Data entries for graphics
================

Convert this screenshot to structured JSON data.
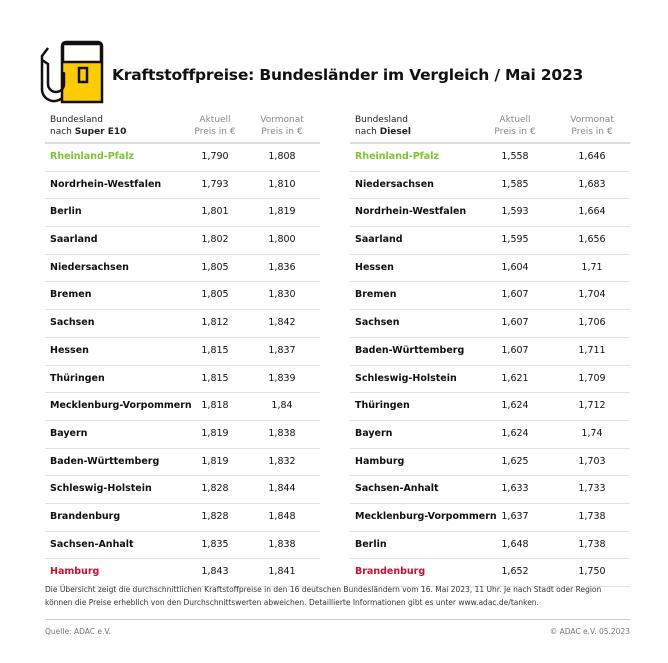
{
  "title": "Kraftstoffpreise: Bundesländer im Vergleich / Mai 2023",
  "colors": {
    "best": "#7dc42f",
    "worst": "#c8102e",
    "icon_fill": "#ffcc00"
  },
  "icon": "fuel-pump-icon",
  "left": {
    "header": {
      "name_line1": "Bundesland",
      "name_line2_prefix": "nach ",
      "name_line2_bold": "Super E10",
      "current_line1": "Aktuell",
      "current_line2": "Preis in €",
      "prev_line1": "Vormonat",
      "prev_line2": "Preis in €"
    },
    "rows": [
      {
        "name": "Rheinland-Pfalz",
        "current": "1,790",
        "prev": "1,808",
        "highlight": "best"
      },
      {
        "name": "Nordrhein-Westfalen",
        "current": "1,793",
        "prev": "1,810"
      },
      {
        "name": "Berlin",
        "current": "1,801",
        "prev": "1,819"
      },
      {
        "name": "Saarland",
        "current": "1,802",
        "prev": "1,800"
      },
      {
        "name": "Niedersachsen",
        "current": "1,805",
        "prev": "1,836"
      },
      {
        "name": "Bremen",
        "current": "1,805",
        "prev": "1,830"
      },
      {
        "name": "Sachsen",
        "current": "1,812",
        "prev": "1,842"
      },
      {
        "name": "Hessen",
        "current": "1,815",
        "prev": "1,837"
      },
      {
        "name": "Thüringen",
        "current": "1,815",
        "prev": "1,839"
      },
      {
        "name": "Mecklenburg-Vorpommern",
        "current": "1,818",
        "prev": "1,84"
      },
      {
        "name": "Bayern",
        "current": "1,819",
        "prev": "1,838"
      },
      {
        "name": "Baden-Württemberg",
        "current": "1,819",
        "prev": "1,832"
      },
      {
        "name": "Schleswig-Holstein",
        "current": "1,828",
        "prev": "1,844"
      },
      {
        "name": "Brandenburg",
        "current": "1,828",
        "prev": "1,848"
      },
      {
        "name": "Sachsen-Anhalt",
        "current": "1,835",
        "prev": "1,838"
      },
      {
        "name": "Hamburg",
        "current": "1,843",
        "prev": "1,841",
        "highlight": "worst"
      }
    ]
  },
  "right": {
    "header": {
      "name_line1": "Bundesland",
      "name_line2_prefix": "nach ",
      "name_line2_bold": "Diesel",
      "current_line1": "Aktuell",
      "current_line2": "Preis in €",
      "prev_line1": "Vormonat",
      "prev_line2": "Preis in €"
    },
    "rows": [
      {
        "name": "Rheinland-Pfalz",
        "current": "1,558",
        "prev": "1,646",
        "highlight": "best"
      },
      {
        "name": "Niedersachsen",
        "current": "1,585",
        "prev": "1,683"
      },
      {
        "name": "Nordrhein-Westfalen",
        "current": "1,593",
        "prev": "1,664"
      },
      {
        "name": "Saarland",
        "current": "1,595",
        "prev": "1,656"
      },
      {
        "name": "Hessen",
        "current": "1,604",
        "prev": "1,71"
      },
      {
        "name": "Bremen",
        "current": "1,607",
        "prev": "1,704"
      },
      {
        "name": "Sachsen",
        "current": "1,607",
        "prev": "1,706"
      },
      {
        "name": "Baden-Württemberg",
        "current": "1,607",
        "prev": "1,711"
      },
      {
        "name": "Schleswig-Holstein",
        "current": "1,621",
        "prev": "1,709"
      },
      {
        "name": "Thüringen",
        "current": "1,624",
        "prev": "1,712"
      },
      {
        "name": "Bayern",
        "current": "1,624",
        "prev": "1,74"
      },
      {
        "name": "Hamburg",
        "current": "1,625",
        "prev": "1,703"
      },
      {
        "name": "Sachsen-Anhalt",
        "current": "1,633",
        "prev": "1,733"
      },
      {
        "name": "Mecklenburg-Vorpommern",
        "current": "1,637",
        "prev": "1,738"
      },
      {
        "name": "Berlin",
        "current": "1,648",
        "prev": "1,738"
      },
      {
        "name": "Brandenburg",
        "current": "1,652",
        "prev": "1,750",
        "highlight": "worst"
      }
    ]
  },
  "footnote": "Die Übersicht zeigt die durchschnittlichen Kraftstoffpreise in den 16 deutschen Bundesländern vom 16. Mai 2023, 11 Uhr. Je nach Stadt oder Region können die Preise erheblich von den Durchschnittswerten abweichen. Detaillierte Informationen gibt es unter www.adac.de/tanken.",
  "source": "Quelle: ADAC e.V.",
  "copyright": "© ADAC e.V. 05.2023"
}
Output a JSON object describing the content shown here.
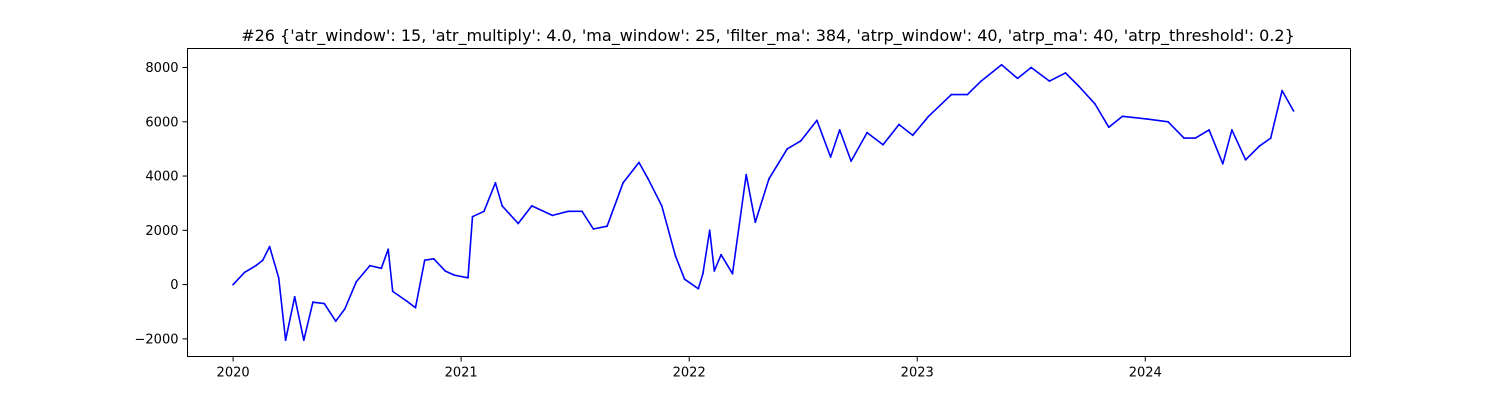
{
  "chart_data": {
    "type": "line",
    "title": "#26 {'atr_window': 15, 'atr_multiply': 4.0, 'ma_window': 25, 'filter_ma': 384, 'atrp_window': 40, 'atrp_ma': 40, 'atrp_threshold': 0.2}",
    "xlabel": "",
    "ylabel": "",
    "xlim": [
      2019.8,
      2024.9
    ],
    "ylim": [
      -2650,
      8700
    ],
    "grid": false,
    "x_ticks": [
      {
        "value": 2020,
        "label": "2020"
      },
      {
        "value": 2021,
        "label": "2021"
      },
      {
        "value": 2022,
        "label": "2022"
      },
      {
        "value": 2023,
        "label": "2023"
      },
      {
        "value": 2024,
        "label": "2024"
      }
    ],
    "y_ticks": [
      {
        "value": -2000,
        "label": "−2000"
      },
      {
        "value": 0,
        "label": "0"
      },
      {
        "value": 2000,
        "label": "2000"
      },
      {
        "value": 4000,
        "label": "4000"
      },
      {
        "value": 6000,
        "label": "6000"
      },
      {
        "value": 8000,
        "label": "8000"
      }
    ],
    "series": [
      {
        "color": "#0000ff",
        "x": [
          2020.0,
          2020.05,
          2020.1,
          2020.13,
          2020.16,
          2020.2,
          2020.23,
          2020.27,
          2020.31,
          2020.35,
          2020.4,
          2020.45,
          2020.49,
          2020.54,
          2020.6,
          2020.65,
          2020.68,
          2020.7,
          2020.76,
          2020.8,
          2020.84,
          2020.88,
          2020.93,
          2020.97,
          2021.03,
          2021.05,
          2021.1,
          2021.15,
          2021.18,
          2021.25,
          2021.31,
          2021.4,
          2021.47,
          2021.53,
          2021.58,
          2021.64,
          2021.71,
          2021.78,
          2021.82,
          2021.88,
          2021.94,
          2021.98,
          2022.04,
          2022.06,
          2022.09,
          2022.11,
          2022.14,
          2022.19,
          2022.25,
          2022.29,
          2022.35,
          2022.43,
          2022.49,
          2022.56,
          2022.62,
          2022.66,
          2022.71,
          2022.78,
          2022.85,
          2022.92,
          2022.98,
          2023.05,
          2023.15,
          2023.22,
          2023.28,
          2023.37,
          2023.44,
          2023.5,
          2023.58,
          2023.65,
          2023.71,
          2023.78,
          2023.84,
          2023.9,
          2024.01,
          2024.1,
          2024.17,
          2024.22,
          2024.28,
          2024.34,
          2024.38,
          2024.44,
          2024.5,
          2024.55,
          2024.6,
          2024.65
        ],
        "y": [
          0,
          450,
          700,
          900,
          1400,
          250,
          -2050,
          -450,
          -2050,
          -650,
          -700,
          -1350,
          -900,
          100,
          700,
          600,
          1300,
          -250,
          -600,
          -850,
          900,
          950,
          500,
          350,
          250,
          2500,
          2700,
          3750,
          2900,
          2250,
          2900,
          2550,
          2700,
          2700,
          2050,
          2150,
          3750,
          4500,
          3900,
          2900,
          1050,
          200,
          -150,
          400,
          2000,
          500,
          1100,
          400,
          4050,
          2300,
          3900,
          5000,
          5300,
          6050,
          4700,
          5700,
          4550,
          5600,
          5150,
          5900,
          5500,
          6200,
          7000,
          7000,
          7500,
          8100,
          7600,
          8000,
          7500,
          7800,
          7300,
          6650,
          5800,
          6200,
          6100,
          6000,
          5400,
          5400,
          5700,
          4450,
          5700,
          4600,
          5100,
          5400,
          7150,
          6400
        ]
      }
    ]
  }
}
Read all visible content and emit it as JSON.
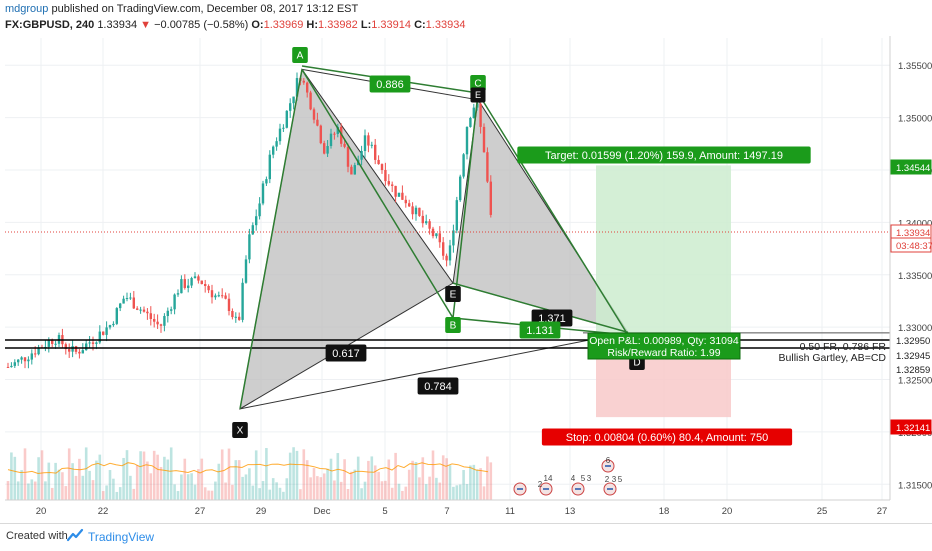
{
  "header": {
    "user": "mdgroup",
    "published_text": " published on TradingView.com, December 08, 2017 13:12 EST",
    "symbol": "FX:GBPUSD, 240",
    "last": "1.33934",
    "change": "−0.00785 (−0.58%)",
    "o_label": "O:",
    "o": "1.33969",
    "h_label": "H:",
    "h": "1.33982",
    "l_label": "L:",
    "l": "1.33914",
    "c_label": "C:",
    "c": "1.33934"
  },
  "footer": {
    "created_text": "Created with",
    "brand": "TradingView"
  },
  "colors": {
    "up": "#26a69a",
    "down": "#ef5350",
    "pattern_line": "#2e7d32",
    "pattern_fill": "#c8c8c8",
    "target_zone": "#cdeccf",
    "stop_zone": "#f8c9c9",
    "badge_green": "#1b9b1b",
    "badge_red": "#e60000"
  },
  "chart_data": {
    "type": "candlestick",
    "symbol": "FX:GBPUSD",
    "timeframe": "240",
    "y_axis": {
      "range": [
        1.3135,
        1.3576
      ],
      "tick_labels": [
        "1.35500",
        "1.35000",
        "1.34500",
        "1.34000",
        "1.33500",
        "1.33000",
        "1.32500",
        "1.32000",
        "1.31500"
      ],
      "price_tags": [
        {
          "label": "1.34544",
          "value": 1.34544,
          "style": "green"
        },
        {
          "label": "1.33934",
          "value": 1.33934,
          "style": "red-outline"
        },
        {
          "label": "03:48:37",
          "value": 1.33745,
          "style": "red-outline"
        },
        {
          "label": "1.32950",
          "value": 1.3295,
          "style": "plain"
        },
        {
          "label": "1.32945",
          "value": 1.32945,
          "style": "plain"
        },
        {
          "label": "1.32859",
          "value": 1.32859,
          "style": "plain"
        },
        {
          "label": "1.32141",
          "value": 1.32141,
          "style": "red"
        }
      ]
    },
    "x_axis": {
      "tick_labels": [
        "20",
        "22",
        "27",
        "29",
        "Dec",
        "5",
        "7",
        "11",
        "13",
        "18",
        "20",
        "25",
        "27"
      ]
    },
    "harmonic_pattern": {
      "name": "Bullish Gartley, AB=CD",
      "points": [
        {
          "label": "X",
          "price": 1.3222
        },
        {
          "label": "A",
          "price": 1.3546
        },
        {
          "label": "B",
          "price": 1.3342
        },
        {
          "label": "C",
          "price": 1.3517
        },
        {
          "label": "D",
          "price": 1.3295
        }
      ],
      "ratios": [
        {
          "label": "0.886"
        },
        {
          "label": "0.617"
        },
        {
          "label": "0.784"
        },
        {
          "label": "1.371"
        },
        {
          "label": "1.131"
        }
      ],
      "fib_note": "0.50 FR, 0.786 FR"
    },
    "position": {
      "target_label": "Target: 0.01599 (1.20%) 159.9, Amount: 1497.19",
      "stop_label": "Stop: 0.00804 (0.60%) 80.4, Amount: 750",
      "pnl_label": "Open P&L: 0.00989, Qty: 31094",
      "rr_label": "Risk/Reward Ratio: 1.99",
      "entry": 1.32945,
      "target": 1.34544,
      "stop": 1.32141
    },
    "event_labels": [
      "6",
      "14",
      "2",
      "4",
      "5",
      "3",
      "2",
      "3",
      "5"
    ]
  }
}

================

Written problem - Across the entries, how many lines hold the word "title"? Say only the number.

Solution to the exercise - 2